━━━━━ SUPPLIED MATERIAL
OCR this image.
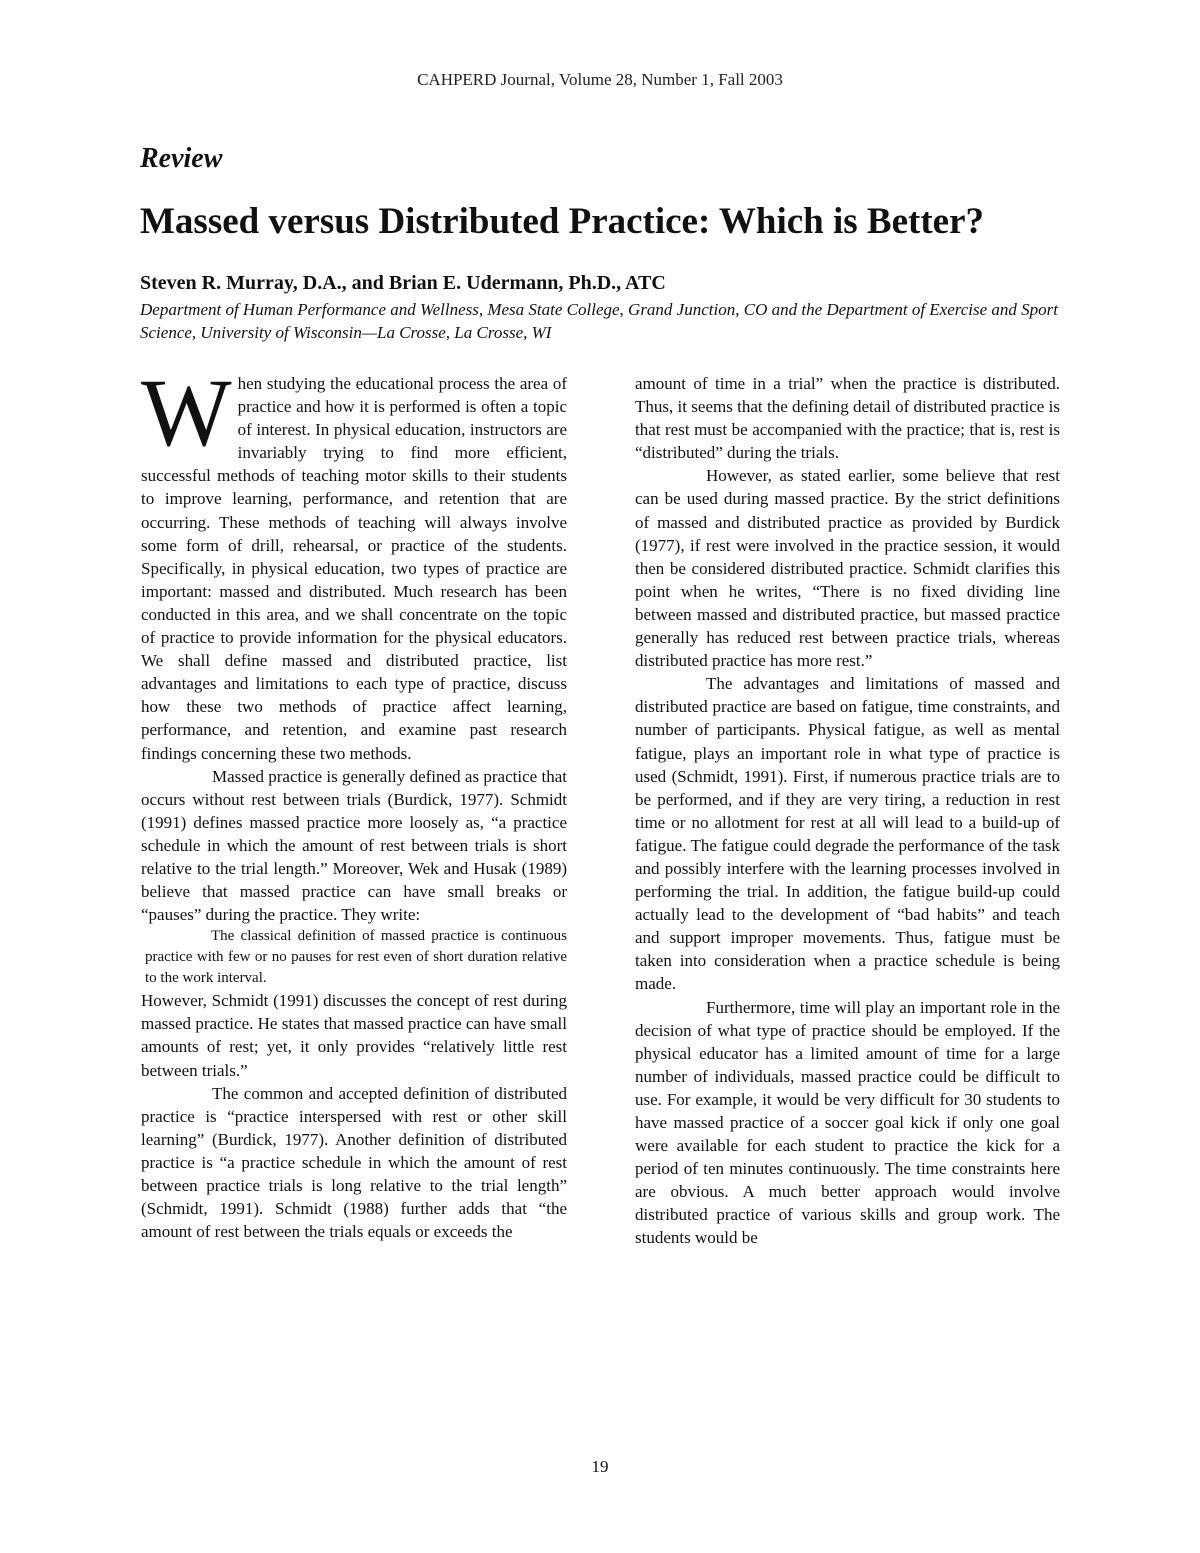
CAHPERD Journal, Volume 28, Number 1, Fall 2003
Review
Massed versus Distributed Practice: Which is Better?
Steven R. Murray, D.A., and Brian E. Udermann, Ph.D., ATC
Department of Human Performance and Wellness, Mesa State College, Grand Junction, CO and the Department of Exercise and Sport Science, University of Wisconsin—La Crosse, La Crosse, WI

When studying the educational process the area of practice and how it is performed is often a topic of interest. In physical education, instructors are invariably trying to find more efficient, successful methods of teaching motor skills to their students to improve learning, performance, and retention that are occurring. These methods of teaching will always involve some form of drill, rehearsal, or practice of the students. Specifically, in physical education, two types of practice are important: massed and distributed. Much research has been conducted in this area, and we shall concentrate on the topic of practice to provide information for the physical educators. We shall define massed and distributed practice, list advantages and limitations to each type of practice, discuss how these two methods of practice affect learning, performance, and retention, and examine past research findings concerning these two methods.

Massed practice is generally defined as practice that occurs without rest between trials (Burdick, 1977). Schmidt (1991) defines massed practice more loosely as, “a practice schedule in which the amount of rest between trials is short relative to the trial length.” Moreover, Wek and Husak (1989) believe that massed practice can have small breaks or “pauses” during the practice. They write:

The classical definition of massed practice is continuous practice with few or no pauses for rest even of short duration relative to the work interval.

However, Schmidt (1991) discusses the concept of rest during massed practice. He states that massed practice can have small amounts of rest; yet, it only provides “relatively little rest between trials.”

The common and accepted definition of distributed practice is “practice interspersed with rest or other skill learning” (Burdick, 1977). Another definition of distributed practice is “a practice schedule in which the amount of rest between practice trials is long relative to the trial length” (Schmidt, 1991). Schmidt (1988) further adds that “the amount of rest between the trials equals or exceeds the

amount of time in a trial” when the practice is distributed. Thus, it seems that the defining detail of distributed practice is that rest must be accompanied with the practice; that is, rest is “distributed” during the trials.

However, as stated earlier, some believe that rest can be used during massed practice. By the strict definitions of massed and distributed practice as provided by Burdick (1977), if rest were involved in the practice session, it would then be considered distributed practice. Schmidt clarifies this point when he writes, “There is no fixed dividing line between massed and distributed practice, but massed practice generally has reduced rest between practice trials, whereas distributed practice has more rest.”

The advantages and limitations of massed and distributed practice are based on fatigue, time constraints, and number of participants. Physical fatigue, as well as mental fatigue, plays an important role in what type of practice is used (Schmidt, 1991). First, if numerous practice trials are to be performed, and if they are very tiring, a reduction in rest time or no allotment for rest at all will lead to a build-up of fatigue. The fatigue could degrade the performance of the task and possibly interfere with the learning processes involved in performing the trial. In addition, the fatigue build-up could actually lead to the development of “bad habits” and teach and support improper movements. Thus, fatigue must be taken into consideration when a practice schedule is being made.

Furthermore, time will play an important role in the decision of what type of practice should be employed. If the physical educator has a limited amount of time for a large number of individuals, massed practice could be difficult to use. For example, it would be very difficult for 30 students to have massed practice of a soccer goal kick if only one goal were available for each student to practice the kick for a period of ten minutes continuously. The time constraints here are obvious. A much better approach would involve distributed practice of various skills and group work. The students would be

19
━━━━━━━━━━
━━━━━ SUPPLIED MATERIAL
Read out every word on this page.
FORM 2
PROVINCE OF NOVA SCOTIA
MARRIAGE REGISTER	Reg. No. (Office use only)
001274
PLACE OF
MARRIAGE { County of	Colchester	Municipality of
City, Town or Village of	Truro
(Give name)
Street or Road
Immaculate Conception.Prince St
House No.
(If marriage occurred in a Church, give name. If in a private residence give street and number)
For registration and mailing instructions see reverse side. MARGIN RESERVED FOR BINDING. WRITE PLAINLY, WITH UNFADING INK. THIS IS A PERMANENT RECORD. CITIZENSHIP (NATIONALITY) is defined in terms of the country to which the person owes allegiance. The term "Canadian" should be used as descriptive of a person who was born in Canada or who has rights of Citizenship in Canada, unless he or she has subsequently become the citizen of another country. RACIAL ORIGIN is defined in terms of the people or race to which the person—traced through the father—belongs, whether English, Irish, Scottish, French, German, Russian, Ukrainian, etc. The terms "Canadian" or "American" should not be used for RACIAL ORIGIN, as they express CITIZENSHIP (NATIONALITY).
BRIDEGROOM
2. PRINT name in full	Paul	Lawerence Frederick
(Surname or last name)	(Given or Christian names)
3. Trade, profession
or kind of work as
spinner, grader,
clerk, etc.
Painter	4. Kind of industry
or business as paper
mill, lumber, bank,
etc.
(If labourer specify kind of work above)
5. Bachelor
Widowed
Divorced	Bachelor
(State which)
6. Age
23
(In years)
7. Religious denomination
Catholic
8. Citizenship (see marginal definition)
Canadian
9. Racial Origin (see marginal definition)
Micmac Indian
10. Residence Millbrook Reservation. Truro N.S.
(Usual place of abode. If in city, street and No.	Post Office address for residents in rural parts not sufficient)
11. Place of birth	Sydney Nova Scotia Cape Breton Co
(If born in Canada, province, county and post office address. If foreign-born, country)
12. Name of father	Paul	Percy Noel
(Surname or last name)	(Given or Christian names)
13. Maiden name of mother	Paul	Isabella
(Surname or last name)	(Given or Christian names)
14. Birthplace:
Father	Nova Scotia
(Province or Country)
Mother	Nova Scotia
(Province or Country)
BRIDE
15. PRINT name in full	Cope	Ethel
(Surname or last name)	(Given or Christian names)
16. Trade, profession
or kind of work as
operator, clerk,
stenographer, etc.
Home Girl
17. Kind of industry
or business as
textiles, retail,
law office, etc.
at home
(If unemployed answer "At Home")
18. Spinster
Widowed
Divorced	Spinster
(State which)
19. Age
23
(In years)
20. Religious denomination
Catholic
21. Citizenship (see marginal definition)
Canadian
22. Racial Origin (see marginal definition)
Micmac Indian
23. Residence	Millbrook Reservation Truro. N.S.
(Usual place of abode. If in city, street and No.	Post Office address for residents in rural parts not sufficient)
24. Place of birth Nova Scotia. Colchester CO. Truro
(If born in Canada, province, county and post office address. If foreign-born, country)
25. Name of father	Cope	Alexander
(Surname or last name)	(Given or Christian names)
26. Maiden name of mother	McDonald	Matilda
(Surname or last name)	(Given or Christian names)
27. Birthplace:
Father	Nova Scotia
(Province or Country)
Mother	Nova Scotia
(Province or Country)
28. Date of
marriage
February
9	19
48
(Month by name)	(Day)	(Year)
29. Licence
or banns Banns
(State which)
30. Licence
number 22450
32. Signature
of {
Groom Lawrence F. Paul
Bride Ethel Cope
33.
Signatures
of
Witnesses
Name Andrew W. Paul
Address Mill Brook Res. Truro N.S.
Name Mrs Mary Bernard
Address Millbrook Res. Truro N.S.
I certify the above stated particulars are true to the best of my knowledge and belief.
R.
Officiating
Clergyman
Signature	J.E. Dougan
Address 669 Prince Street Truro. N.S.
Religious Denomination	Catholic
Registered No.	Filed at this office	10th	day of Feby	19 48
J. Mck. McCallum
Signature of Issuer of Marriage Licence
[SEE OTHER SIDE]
━━━━━━━━━━
**TASK STATEMENT:** For each line of the entries that includes "Prince", show that line.

**ANSWER IN FULL:**
Immaculate Conception.Prince St
Address 669 Prince Street Truro. N.S.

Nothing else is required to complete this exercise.